PROBLEM STATEMENT.
All of the data that follows should be retyped exactly, please, except the pictures.

Stored entries
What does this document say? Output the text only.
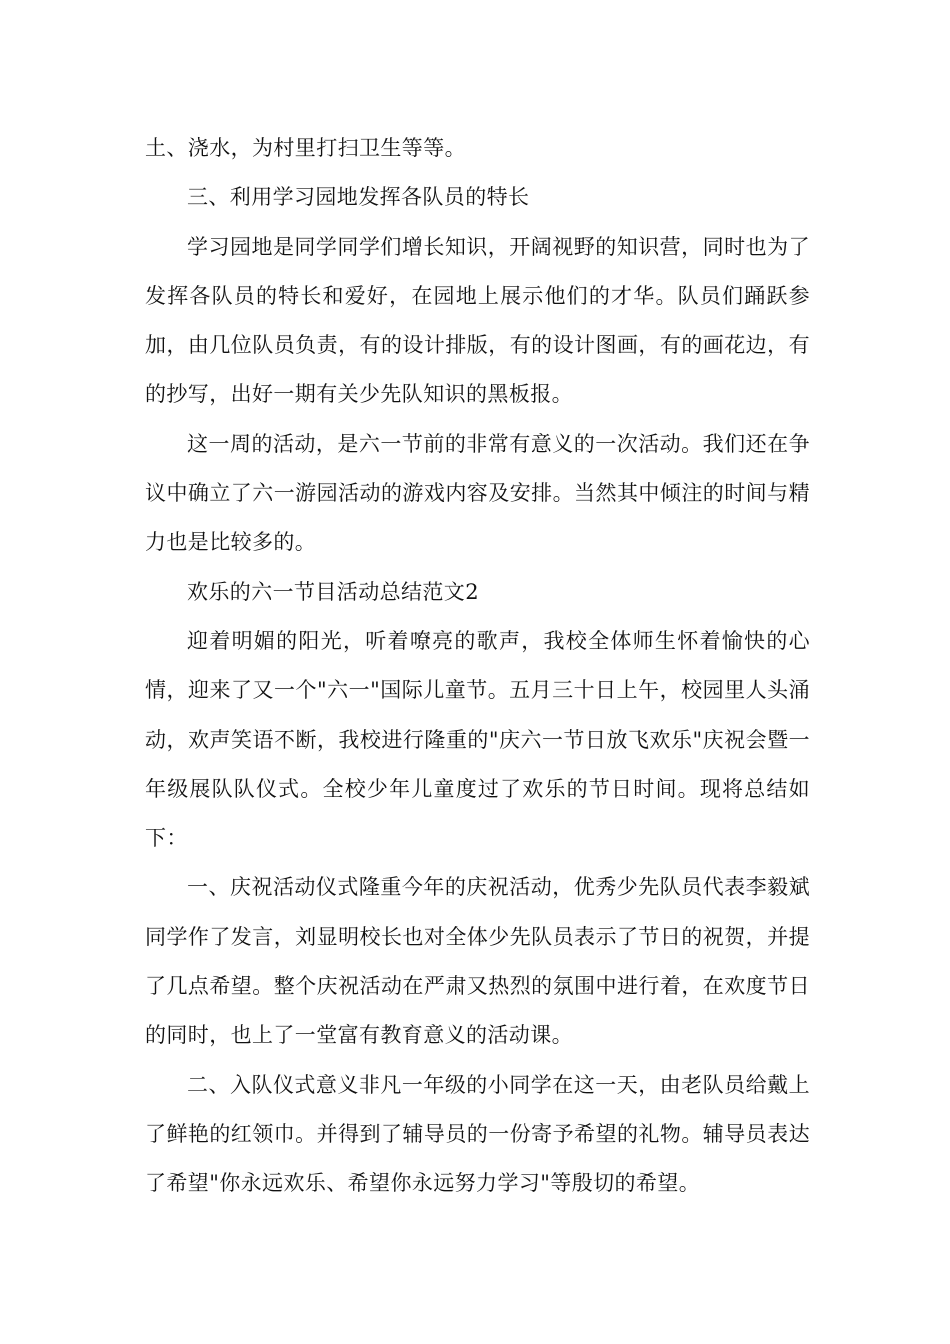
土、浇水，为村里打扫卫生等等。

三、利用学习园地发挥各队员的特长

学习园地是同学同学们增长知识，开阔视野的知识营，同时也为了发挥各队员的特长和爱好，在园地上展示他们的才华。队员们踊跃参加，由几位队员负责，有的设计排版，有的设计图画，有的画花边，有的抄写，出好一期有关少先队知识的黑板报。

这一周的活动，是六一节前的非常有意义的一次活动。我们还在争议中确立了六一游园活动的游戏内容及安排。当然其中倾注的时间与精力也是比较多的。

欢乐的六一节目活动总结范文2

迎着明媚的阳光，听着嘹亮的歌声，我校全体师生怀着愉快的心情，迎来了又一个"六一"国际儿童节。五月三十日上午，校园里人头涌动，欢声笑语不断，我校进行隆重的"庆六一节日放飞欢乐"庆祝会暨一年级展队队仪式。全校少年儿童度过了欢乐的节日时间。现将总结如下：

一、庆祝活动仪式隆重今年的庆祝活动，优秀少先队员代表李毅斌同学作了发言，刘显明校长也对全体少先队员表示了节日的祝贺，并提了几点希望。整个庆祝活动在严肃又热烈的氛围中进行着，在欢度节日的同时，也上了一堂富有教育意义的活动课。

二、入队仪式意义非凡一年级的小同学在这一天，由老队员给戴上了鲜艳的红领巾。并得到了辅导员的一份寄予希望的礼物。辅导员表达了希望"你永远欢乐、希望你永远努力学习"等殷切的希望。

SOLUTION FOR THIS TASK.
What does this document say? Output the text only.
土、浇水，为村里打扫卫生等等。

三、利用学习园地发挥各队员的特长

学习园地是同学同学们增长知识，开阔视野的知识营，同时也为了发挥各队员的特长和爱好，在园地上展示他们的才华。队员们踊跃参加，由几位队员负责，有的设计排版，有的设计图画，有的画花边，有的抄写，出好一期有关少先队知识的黑板报。

这一周的活动，是六一节前的非常有意义的一次活动。我们还在争议中确立了六一游园活动的游戏内容及安排。当然其中倾注的时间与精力也是比较多的。

欢乐的六一节目活动总结范文2

迎着明媚的阳光，听着嘹亮的歌声，我校全体师生怀着愉快的心情，迎来了又一个"六一"国际儿童节。五月三十日上午，校园里人头涌动，欢声笑语不断，我校进行隆重的"庆六一节日放飞欢乐"庆祝会暨一年级展队队仪式。全校少年儿童度过了欢乐的节日时间。现将总结如下：

一、庆祝活动仪式隆重今年的庆祝活动，优秀少先队员代表李毅斌同学作了发言，刘显明校长也对全体少先队员表示了节日的祝贺，并提了几点希望。整个庆祝活动在严肃又热烈的氛围中进行着，在欢度节日的同时，也上了一堂富有教育意义的活动课。

二、入队仪式意义非凡一年级的小同学在这一天，由老队员给戴上了鲜艳的红领巾。并得到了辅导员的一份寄予希望的礼物。辅导员表达了希望"你永远欢乐、希望你永远努力学习"等殷切的希望。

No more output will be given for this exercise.